Collected data entries:
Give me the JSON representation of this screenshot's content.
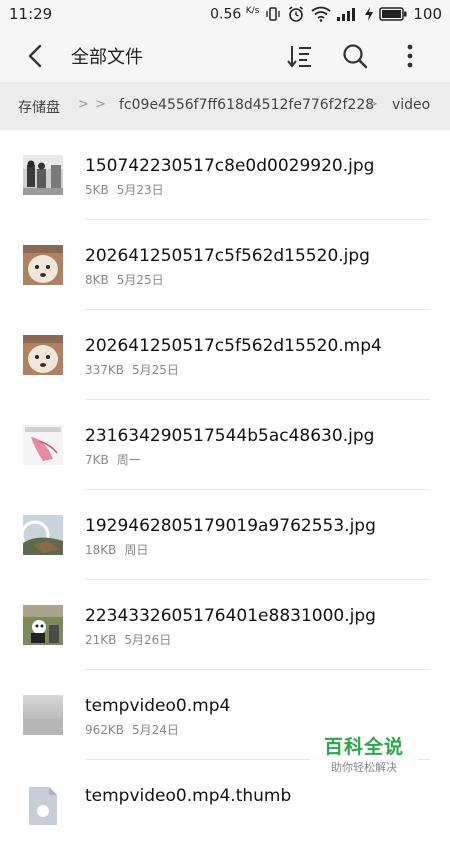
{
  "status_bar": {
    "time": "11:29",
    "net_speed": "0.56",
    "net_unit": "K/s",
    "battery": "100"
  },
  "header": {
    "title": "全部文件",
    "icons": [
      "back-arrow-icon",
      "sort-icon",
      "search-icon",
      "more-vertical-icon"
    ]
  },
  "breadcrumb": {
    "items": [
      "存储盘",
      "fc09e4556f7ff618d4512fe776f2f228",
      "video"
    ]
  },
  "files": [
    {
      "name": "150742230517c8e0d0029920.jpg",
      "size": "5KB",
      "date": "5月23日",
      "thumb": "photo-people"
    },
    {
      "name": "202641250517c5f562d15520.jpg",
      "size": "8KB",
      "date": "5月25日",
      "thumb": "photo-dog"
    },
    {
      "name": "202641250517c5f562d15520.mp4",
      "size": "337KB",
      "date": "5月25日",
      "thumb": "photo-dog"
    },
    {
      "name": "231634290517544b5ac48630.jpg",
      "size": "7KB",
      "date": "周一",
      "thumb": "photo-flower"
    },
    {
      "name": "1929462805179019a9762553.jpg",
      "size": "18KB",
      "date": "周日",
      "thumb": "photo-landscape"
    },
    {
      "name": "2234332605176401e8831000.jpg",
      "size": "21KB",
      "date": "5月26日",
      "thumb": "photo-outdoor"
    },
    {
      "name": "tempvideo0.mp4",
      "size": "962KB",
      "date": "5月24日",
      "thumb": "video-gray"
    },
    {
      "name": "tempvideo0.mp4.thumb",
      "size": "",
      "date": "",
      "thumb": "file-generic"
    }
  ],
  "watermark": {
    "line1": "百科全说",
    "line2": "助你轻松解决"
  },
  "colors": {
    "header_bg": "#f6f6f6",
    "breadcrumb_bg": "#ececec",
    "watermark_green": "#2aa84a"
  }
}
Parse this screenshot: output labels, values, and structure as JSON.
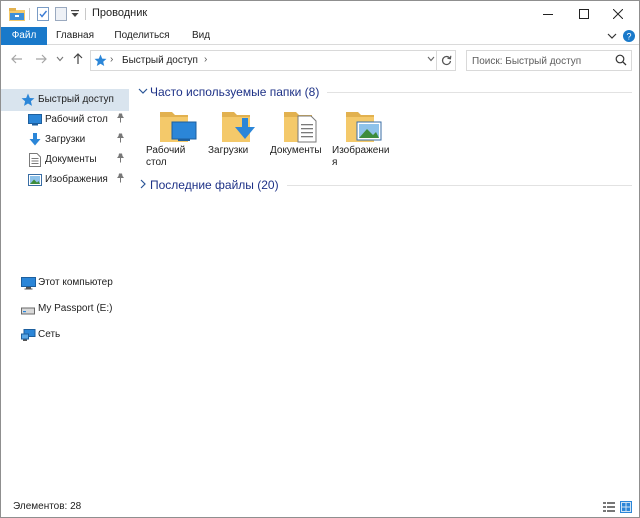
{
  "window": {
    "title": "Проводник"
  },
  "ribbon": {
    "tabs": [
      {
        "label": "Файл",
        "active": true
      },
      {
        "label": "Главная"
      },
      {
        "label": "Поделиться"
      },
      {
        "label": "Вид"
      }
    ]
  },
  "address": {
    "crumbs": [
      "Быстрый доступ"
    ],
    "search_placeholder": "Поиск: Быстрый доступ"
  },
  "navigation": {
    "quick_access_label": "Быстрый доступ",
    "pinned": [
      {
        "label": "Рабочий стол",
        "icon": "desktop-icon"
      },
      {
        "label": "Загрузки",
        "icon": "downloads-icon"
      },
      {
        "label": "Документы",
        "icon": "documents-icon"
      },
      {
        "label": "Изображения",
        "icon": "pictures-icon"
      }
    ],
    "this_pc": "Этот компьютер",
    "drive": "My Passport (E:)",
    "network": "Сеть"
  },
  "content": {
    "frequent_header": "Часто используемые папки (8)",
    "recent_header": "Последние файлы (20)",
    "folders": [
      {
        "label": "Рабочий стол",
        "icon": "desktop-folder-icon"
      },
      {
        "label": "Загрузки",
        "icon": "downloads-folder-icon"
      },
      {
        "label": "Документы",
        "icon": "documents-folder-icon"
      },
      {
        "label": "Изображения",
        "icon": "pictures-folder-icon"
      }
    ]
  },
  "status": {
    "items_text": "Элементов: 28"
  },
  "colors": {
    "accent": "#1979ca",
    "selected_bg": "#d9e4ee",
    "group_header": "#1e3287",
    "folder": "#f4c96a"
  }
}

## [TASK DIRECTIONS]
Go through the entries above and pull out each line with "photo" in it.

## [CORRECT RESULT]
      "thumb": "photo-people"
      "thumb": "photo-dog"
      "thumb": "photo-dog"
      "thumb": "photo-flower"
      "thumb": "photo-landscape"
      "thumb": "photo-outdoor"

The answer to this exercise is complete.